**GOAL OF THE EXERCISE:**
Which lines hold the word "mode"? Copy each one.
::::::::
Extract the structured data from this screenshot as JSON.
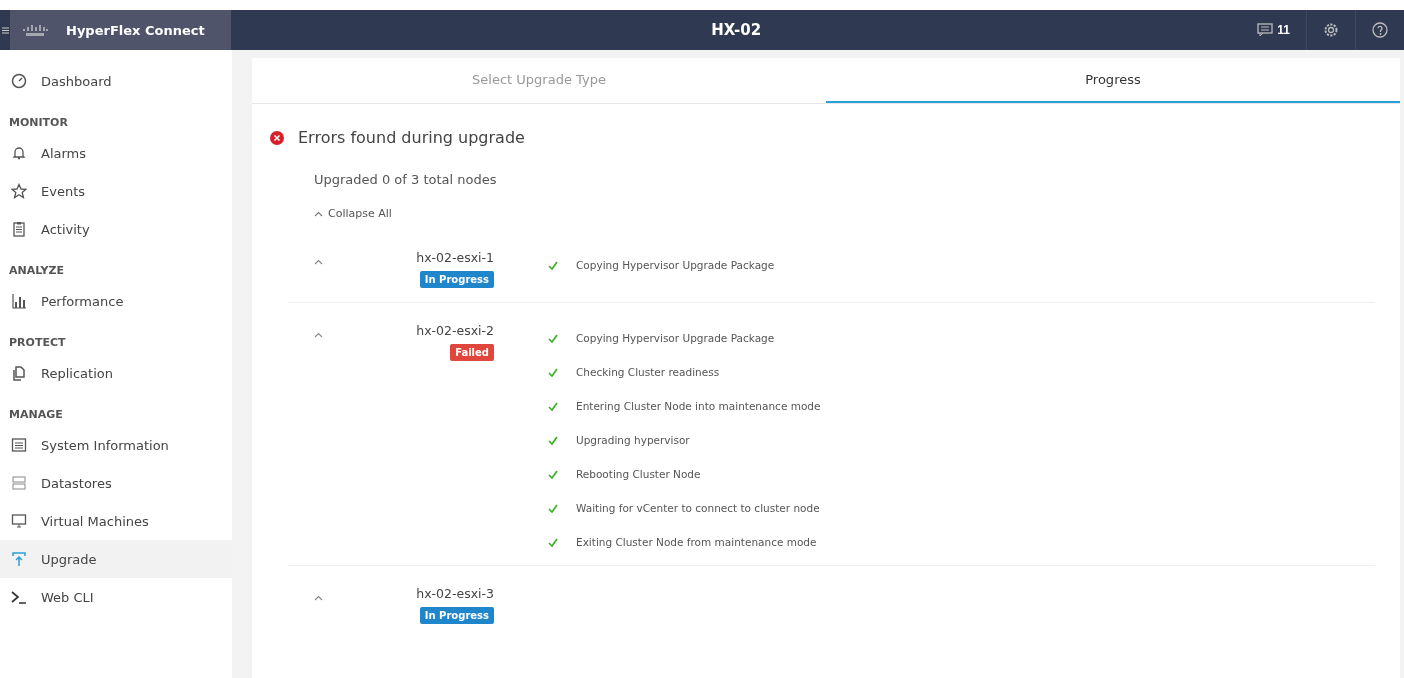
{
  "header": {
    "brand": "HyperFlex Connect",
    "title": "HX-02",
    "notifications": "11"
  },
  "sidebar": {
    "items": [
      {
        "kind": "item",
        "label": "Dashboard",
        "selected": false
      },
      {
        "kind": "section",
        "label": "MONITOR"
      },
      {
        "kind": "item",
        "label": "Alarms",
        "selected": false
      },
      {
        "kind": "item",
        "label": "Events",
        "selected": false
      },
      {
        "kind": "item",
        "label": "Activity",
        "selected": false
      },
      {
        "kind": "section",
        "label": "ANALYZE"
      },
      {
        "kind": "item",
        "label": "Performance",
        "selected": false
      },
      {
        "kind": "section",
        "label": "PROTECT"
      },
      {
        "kind": "item",
        "label": "Replication",
        "selected": false
      },
      {
        "kind": "section",
        "label": "MANAGE"
      },
      {
        "kind": "item",
        "label": "System Information",
        "selected": false
      },
      {
        "kind": "item",
        "label": "Datastores",
        "selected": false
      },
      {
        "kind": "item",
        "label": "Virtual Machines",
        "selected": false
      },
      {
        "kind": "item",
        "label": "Upgrade",
        "selected": true
      },
      {
        "kind": "item",
        "label": "Web CLI",
        "selected": false
      }
    ]
  },
  "tabs": [
    {
      "label": "Select Upgrade Type",
      "selected": false
    },
    {
      "label": "Progress",
      "selected": true
    }
  ],
  "alert": {
    "kind": "error",
    "title": "Errors found during upgrade"
  },
  "summary": "Upgraded 0 of 3 total nodes",
  "collapse_all": "Collapse All",
  "nodes": [
    {
      "name": "hx-02-esxi-1",
      "expanded": true,
      "status": {
        "kind": "in_progress",
        "label": "In Progress"
      },
      "steps": [
        {
          "label": "Copying Hypervisor Upgrade Package",
          "done": true
        }
      ]
    },
    {
      "name": "hx-02-esxi-2",
      "expanded": true,
      "status": {
        "kind": "failed",
        "label": "Failed"
      },
      "steps": [
        {
          "label": "Copying Hypervisor Upgrade Package",
          "done": true
        },
        {
          "label": "Checking Cluster readiness",
          "done": true
        },
        {
          "label": "Entering Cluster Node into maintenance mode",
          "done": true
        },
        {
          "label": "Upgrading hypervisor",
          "done": true
        },
        {
          "label": "Rebooting Cluster Node",
          "done": true
        },
        {
          "label": "Waiting for vCenter to connect to cluster node",
          "done": true
        },
        {
          "label": "Exiting Cluster Node from maintenance mode",
          "done": true
        }
      ]
    },
    {
      "name": "hx-02-esxi-3",
      "expanded": true,
      "status": {
        "kind": "in_progress",
        "label": "In Progress"
      }
    }
  ]
}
::::::::
**TASK RESPONSE:**
          "label": "Entering Cluster Node into maintenance mode",
          "label": "Exiting Cluster Node from maintenance mode",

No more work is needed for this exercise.